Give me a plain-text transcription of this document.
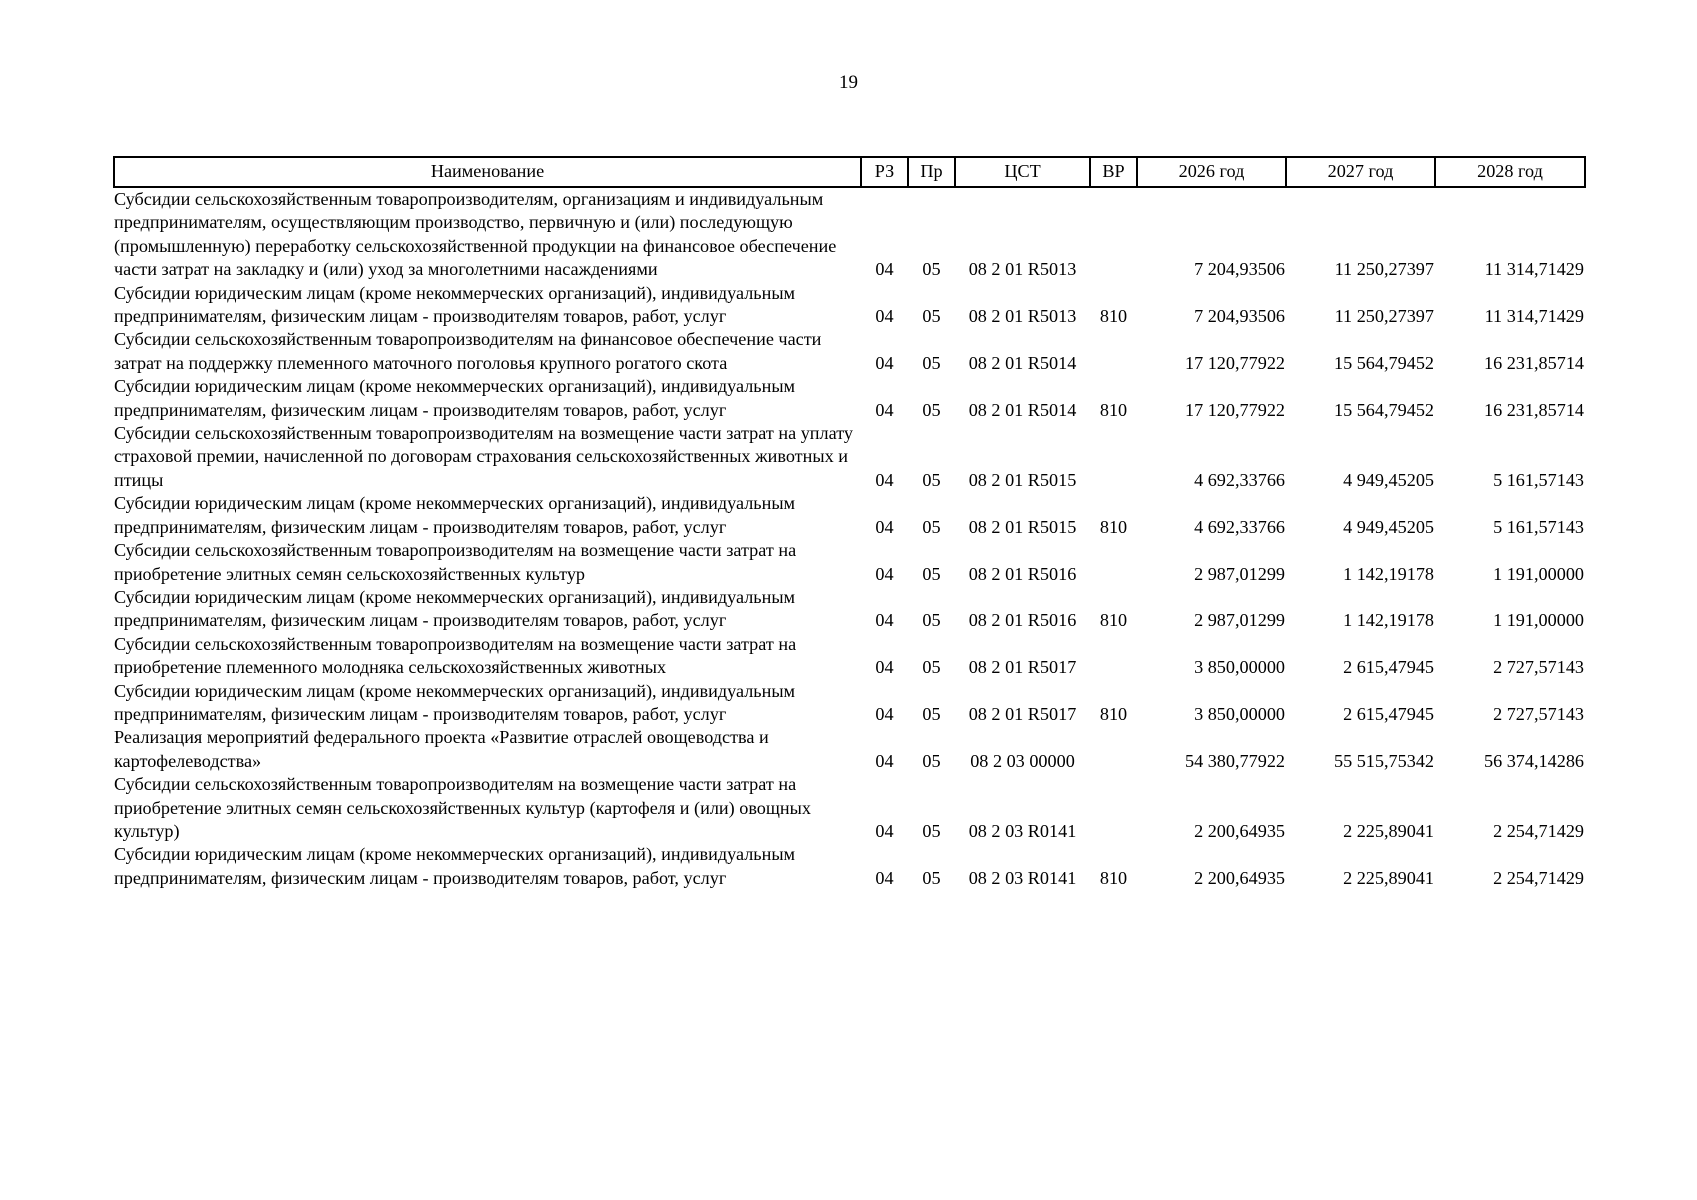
19
Наименование	РЗ	Пр	ЦСТ	ВР	2026 год	2027 год	2028 год
Субсидии сельскохозяйственным товаропроизводителям, организациям и индивидуальным предпринимателям, осуществляющим производство, первичную и (или) последующую (промышленную) переработку сельскохозяйственной продукции на финансовое обеспечение части затрат на закладку и (или) уход за многолетними насаждениями	04	05	08 2 01 R5013		7 204,93506	11 250,27397	11 314,71429
Субсидии юридическим лицам (кроме некоммерческих организаций), индивидуальным предпринимателям, физическим лицам - производителям товаров, работ, услуг	04	05	08 2 01 R5013	810	7 204,93506	11 250,27397	11 314,71429
Субсидии сельскохозяйственным товаропроизводителям на финансовое обеспечение части затрат на поддержку племенного маточного поголовья крупного рогатого скота	04	05	08 2 01 R5014		17 120,77922	15 564,79452	16 231,85714
Субсидии юридическим лицам (кроме некоммерческих организаций), индивидуальным предпринимателям, физическим лицам - производителям товаров, работ, услуг	04	05	08 2 01 R5014	810	17 120,77922	15 564,79452	16 231,85714
Субсидии сельскохозяйственным товаропроизводителям на возмещение части затрат на уплату страховой премии, начисленной по договорам страхования сельскохозяйственных животных и птицы	04	05	08 2 01 R5015		4 692,33766	4 949,45205	5 161,57143
Субсидии юридическим лицам (кроме некоммерческих организаций), индивидуальным предпринимателям, физическим лицам - производителям товаров, работ, услуг	04	05	08 2 01 R5015	810	4 692,33766	4 949,45205	5 161,57143
Субсидии сельскохозяйственным товаропроизводителям на возмещение части затрат на приобретение элитных семян сельскохозяйственных культур	04	05	08 2 01 R5016		2 987,01299	1 142,19178	1 191,00000
Субсидии юридическим лицам (кроме некоммерческих организаций), индивидуальным предпринимателям, физическим лицам - производителям товаров, работ, услуг	04	05	08 2 01 R5016	810	2 987,01299	1 142,19178	1 191,00000
Субсидии сельскохозяйственным товаропроизводителям на возмещение части затрат на приобретение племенного молодняка сельскохозяйственных животных	04	05	08 2 01 R5017		3 850,00000	2 615,47945	2 727,57143
Субсидии юридическим лицам (кроме некоммерческих организаций), индивидуальным предпринимателям, физическим лицам - производителям товаров, работ, услуг	04	05	08 2 01 R5017	810	3 850,00000	2 615,47945	2 727,57143
Реализация мероприятий федерального проекта «Развитие отраслей овощеводства и картофелеводства»	04	05	08 2 03 00000		54 380,77922	55 515,75342	56 374,14286
Субсидии сельскохозяйственным товаропроизводителям на возмещение части затрат на приобретение элитных семян сельскохозяйственных культур (картофеля и (или) овощных культур)	04	05	08 2 03 R0141		2 200,64935	2 225,89041	2 254,71429
Субсидии юридическим лицам (кроме некоммерческих организаций), индивидуальным предпринимателям, физическим лицам - производителям товаров, работ, услуг	04	05	08 2 03 R0141	810	2 200,64935	2 225,89041	2 254,71429
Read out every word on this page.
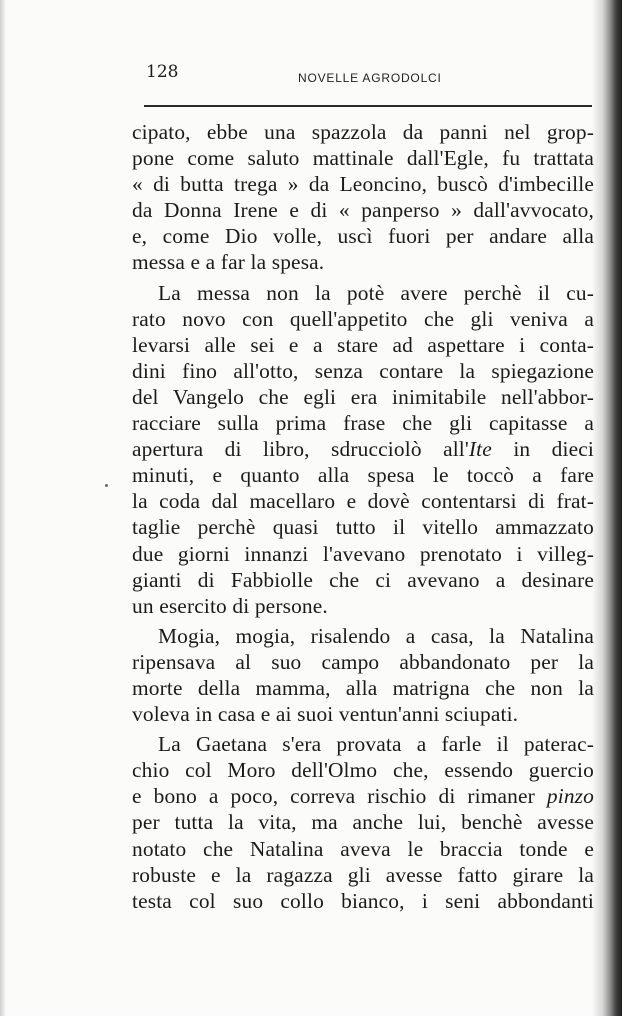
128	NOVELLE AGRODOLCI
cipato, ebbe una spazzola da panni nel grop-
pone come saluto mattinale dall'Egle, fu trattata
« di butta trega » da Leoncino, buscò d'imbecille
da Donna Irene e di « panperso » dall'avvocato,
e, come Dio volle, uscì fuori per andare alla
messa e a far la spesa.
La messa non la potè avere perchè il cu-
rato novo con quell'appetito che gli veniva a
levarsi alle sei e a stare ad aspettare i conta-
dini fino all'otto, senza contare la spiegazione
del Vangelo che egli era inimitabile nell'abbor-
racciare sulla prima frase che gli capitasse a
apertura di libro, sdrucciolò all'Ite in dieci
minuti, e quanto alla spesa le toccò a fare
la coda dal macellaro e dovè contentarsi di frat-
taglie perchè quasi tutto il vitello ammazzato
due giorni innanzi l'avevano prenotato i villeg-
gianti di Fabbiolle che ci avevano a desinare
un esercito di persone.
Mogia, mogia, risalendo a casa, la Natalina
ripensava al suo campo abbandonato per la
morte della mamma, alla matrigna che non la
voleva in casa e ai suoi ventun'anni sciupati.
La Gaetana s'era provata a farle il paterac-
chio col Moro dell'Olmo che, essendo guercio
e bono a poco, correva rischio di rimaner pinzo
per tutta la vita, ma anche lui, benchè avesse
notato che Natalina aveva le braccia tonde e
robuste e la ragazza gli avesse fatto girare la
testa col suo collo bianco, i seni abbondanti
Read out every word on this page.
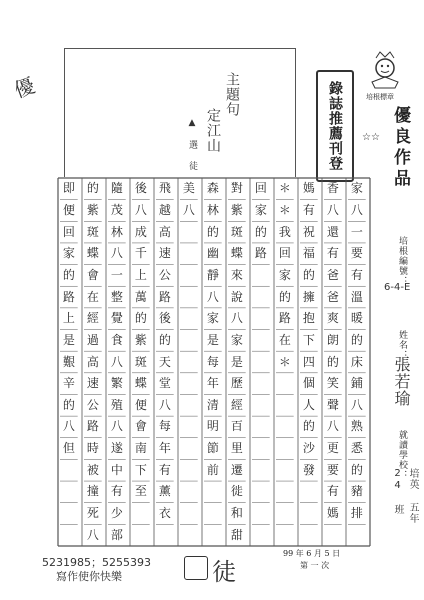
優	主題句
定江山
▲ 選 徒	錄誌推薦刊登	培根標章
優良作品
☆☆
培根編號：
6-4-E
姓名：
張若瑜
就讀學校：
培英 五年 24 班
家
八
一
要
有
溫
暖
的
床
鋪
八
熟
悉
的
豬
排
香
八
還
有
爸
爸
爽
朗
的
笑
聲
八
更
要
有
媽
媽
有
祝
福
的
擁
抱
下
四
個
人
的
沙
發
＊
＊
我
回
家
的
路
在
＊
回
家
的
路
對
紫
斑
蝶
來
說
八
家
是
歷
經
百
里
遷
徙
和
甜
森
林
的
幽
靜
八
家
是
每
年
清
明
節
前
美
八
飛
越
高
速
公
路
後
的
天
堂
八
每
年
有
薰
衣
後
八
成
千
上
萬
的
紫
斑
蝶
便
會
南
下
至
隨
茂
林
八
一
整
覺
食
八
繁
殖
八
遂
中
有
少
部
的
紫
斑
蝶
會
在
經
過
高
速
公
路
時
被
撞
死
八
即
便
回
家
的
路
上
是
艱
辛
的
八
但
5231985；5255393
寫作使你快樂	徒
99 年 6 月 5 日
第 一 次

▶ [Request] Each line above that holds the string "некоммерческих" should be copied and shown.

▶ [Solution below]
Субсидии юридическим лицам (кроме некоммерческих организаций), индивидуальным предпринимателям, физическим лицам - производителям товаров, работ, услуг	04	05	08 2 01 R5013	810	7 204,93506	11 250,27397	11 314,71429
Субсидии юридическим лицам (кроме некоммерческих организаций), индивидуальным предпринимателям, физическим лицам - производителям товаров, работ, услуг	04	05	08 2 01 R5014	810	17 120,77922	15 564,79452	16 231,85714
Субсидии юридическим лицам (кроме некоммерческих организаций), индивидуальным предпринимателям, физическим лицам - производителям товаров, работ, услуг	04	05	08 2 01 R5015	810	4 692,33766	4 949,45205	5 161,57143
Субсидии юридическим лицам (кроме некоммерческих организаций), индивидуальным предпринимателям, физическим лицам - производителям товаров, работ, услуг	04	05	08 2 01 R5016	810	2 987,01299	1 142,19178	1 191,00000
Субсидии юридическим лицам (кроме некоммерческих организаций), индивидуальным предпринимателям, физическим лицам - производителям товаров, работ, услуг	04	05	08 2 01 R5017	810	3 850,00000	2 615,47945	2 727,57143
Субсидии юридическим лицам (кроме некоммерческих организаций), индивидуальным предпринимателям, физическим лицам - производителям товаров, работ, услуг	04	05	08 2 03 R0141	810	2 200,64935	2 225,89041	2 254,71429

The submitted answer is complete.